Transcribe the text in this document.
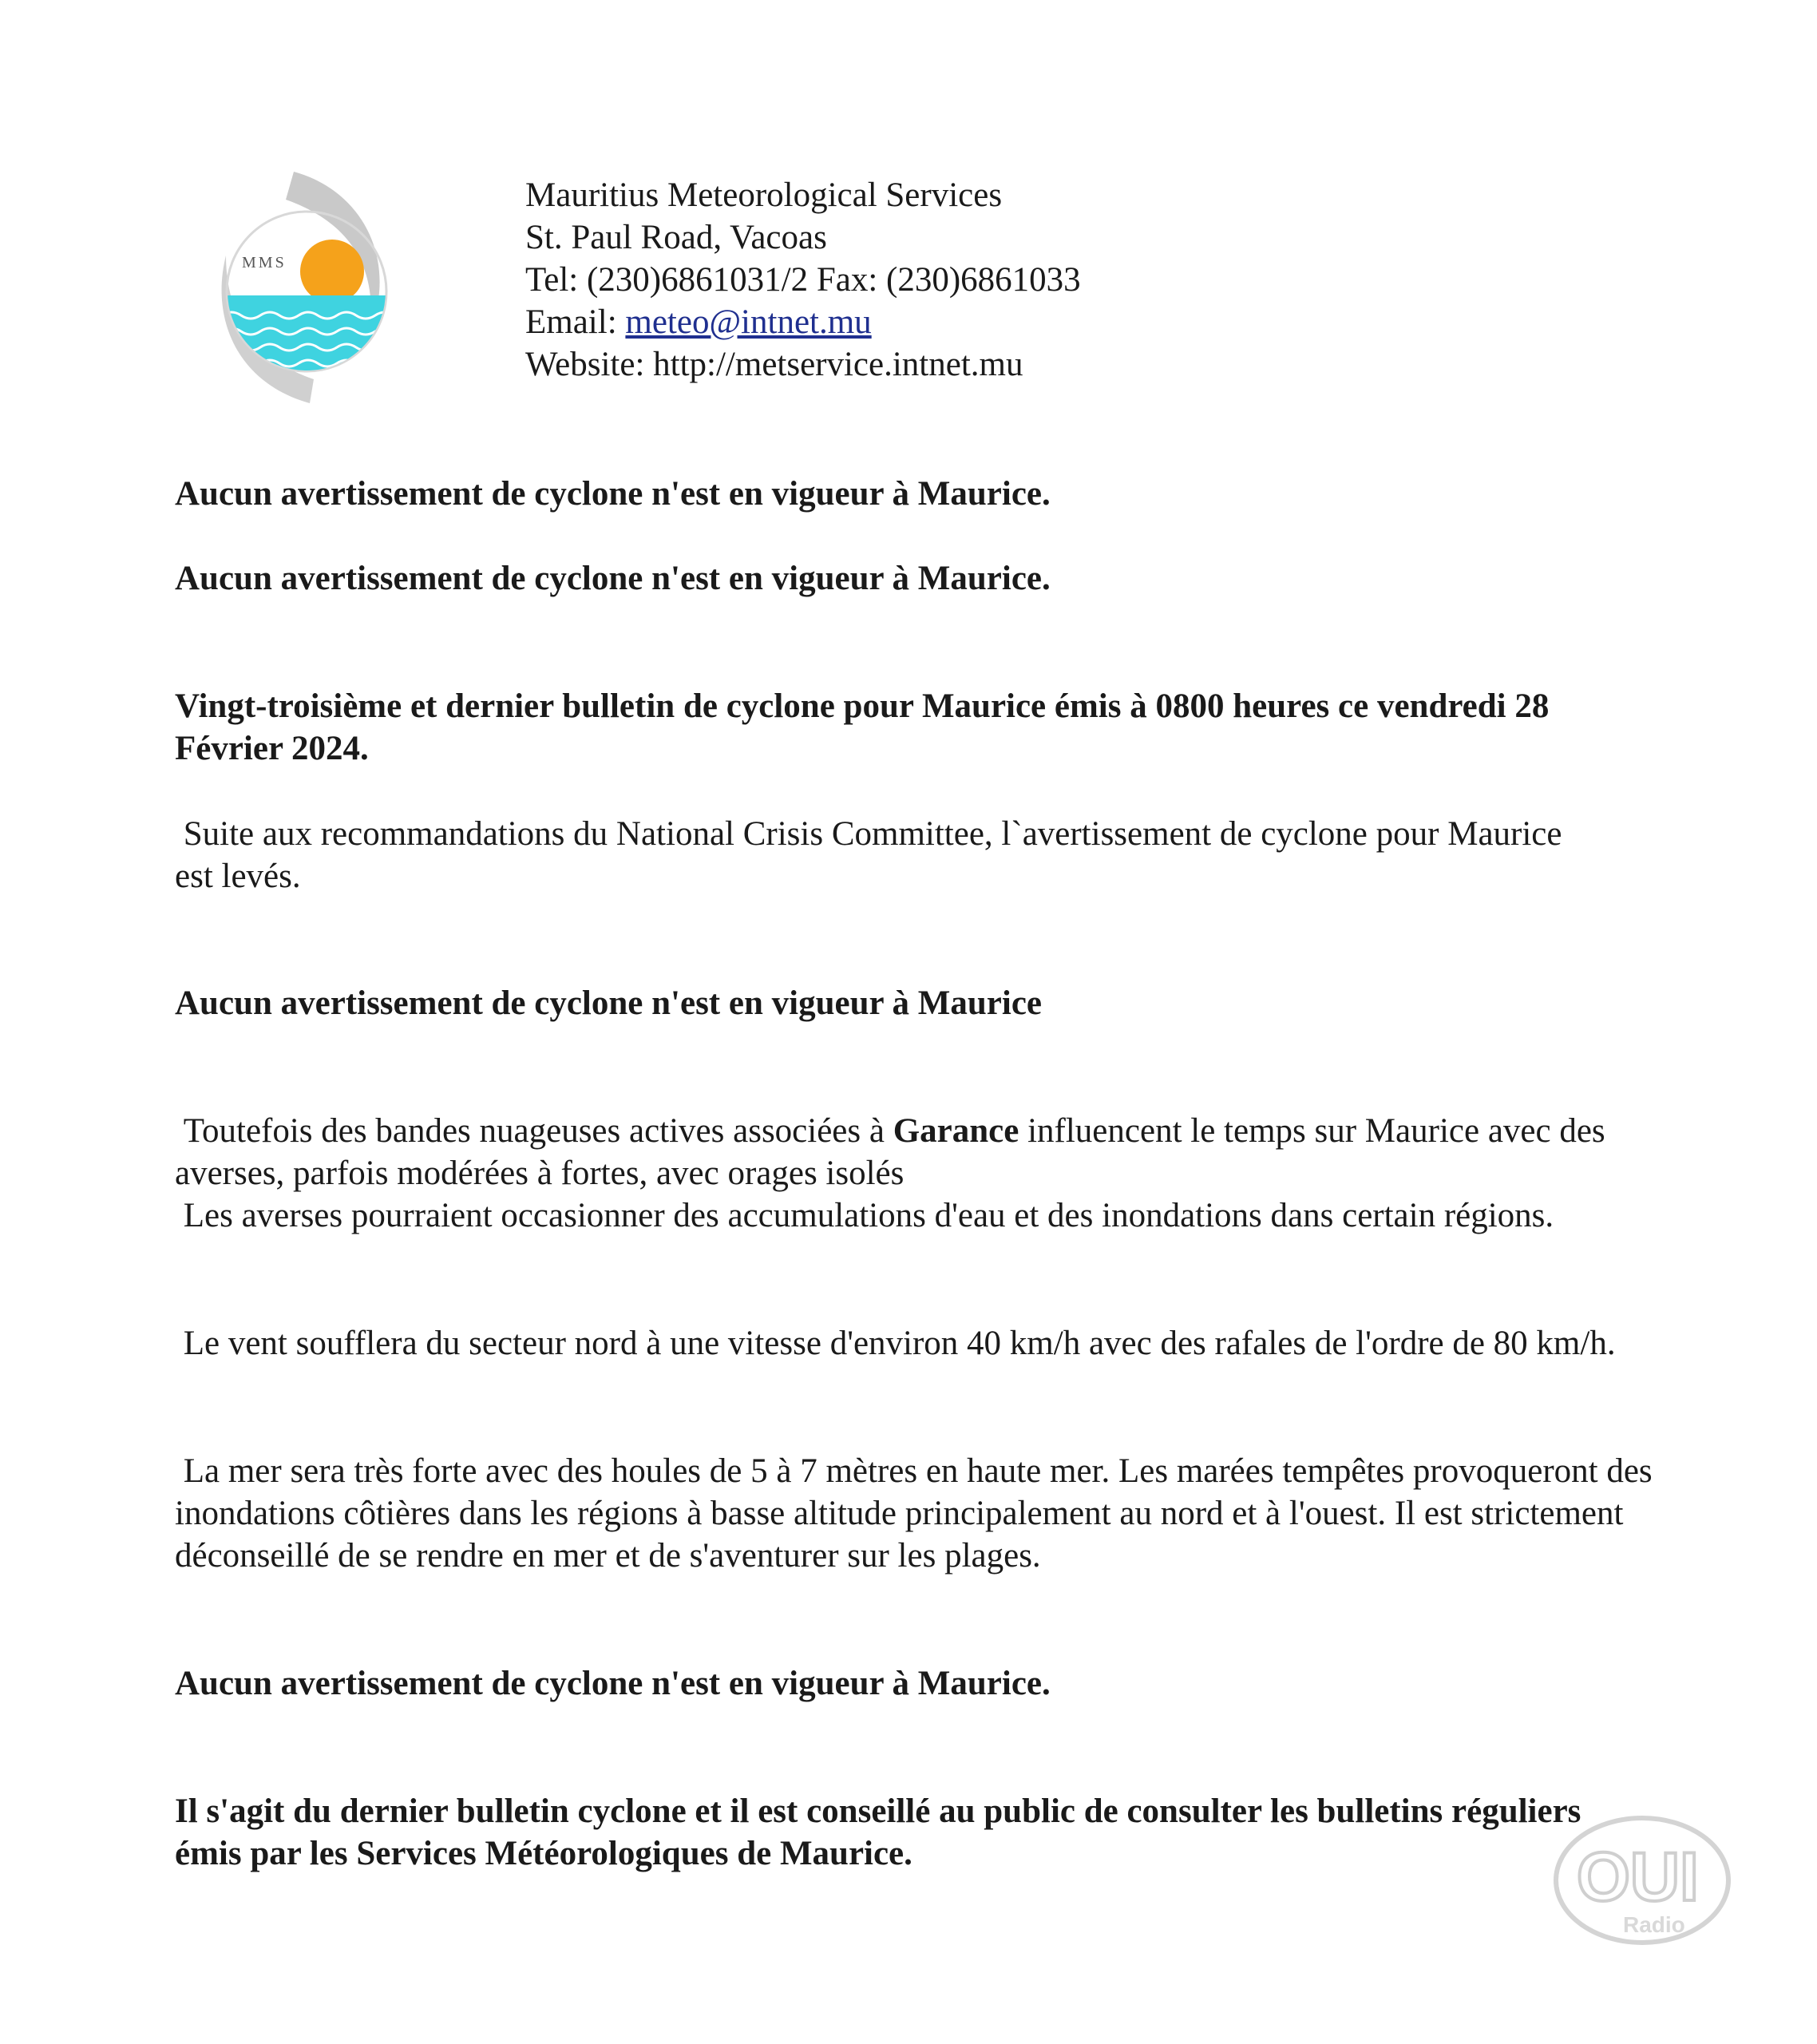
MMS
Mauritius Meteorological Services
St. Paul Road, Vacoas
Tel: (230)6861031/2 Fax: (230)6861033
Email: meteo@intnet.mu
Website: http://metservice.intnet.mu

Aucun avertissement de cyclone n'est en vigueur à Maurice.

Aucun avertissement de cyclone n'est en vigueur à Maurice.

Vingt-troisième et dernier bulletin de cyclone pour Maurice émis à 0800 heures ce vendredi 28 Février 2024.

Suite aux recommandations du National Crisis Committee, l`avertissement de cyclone pour Maurice est levés.

Aucun avertissement de cyclone n'est en vigueur à Maurice

Toutefois des bandes nuageuses actives associées à Garance influencent le temps sur Maurice avec des averses, parfois modérées à fortes, avec orages isolés

Les averses pourraient occasionner des accumulations d'eau et des inondations dans certain régions.

Le vent soufflera du secteur nord à une vitesse d'environ 40 km/h avec des rafales de l'ordre de 80 km/h.

La mer sera très forte avec des houles de 5 à 7 mètres en haute mer. Les marées tempêtes provoqueront des inondations côtières dans les régions à basse altitude principalement au nord et à l'ouest. Il est strictement déconseillé de se rendre en mer et de s'aventurer sur les plages.

Aucun avertissement de cyclone n'est en vigueur à Maurice.

Il s'agit du dernier bulletin cyclone et il est conseillé au public de consulter les bulletins réguliers émis par les Services Météorologiques de Maurice.	OUI
Radio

::::::::::

(Stated exercise) Copy out each line of the records where the string "régions" appears.

(Problem solution)
Les averses pourraient occasionner des accumulations d'eau et des inondations dans certain régions.
La mer sera très forte avec des houles de 5 à 7 mètres en haute mer. Les marées tempêtes provoqueront des inondations côtières dans les régions à basse altitude principalement au nord et à l'ouest. Il est strictement déconseillé de se rendre en mer et de s'aventurer sur les plages.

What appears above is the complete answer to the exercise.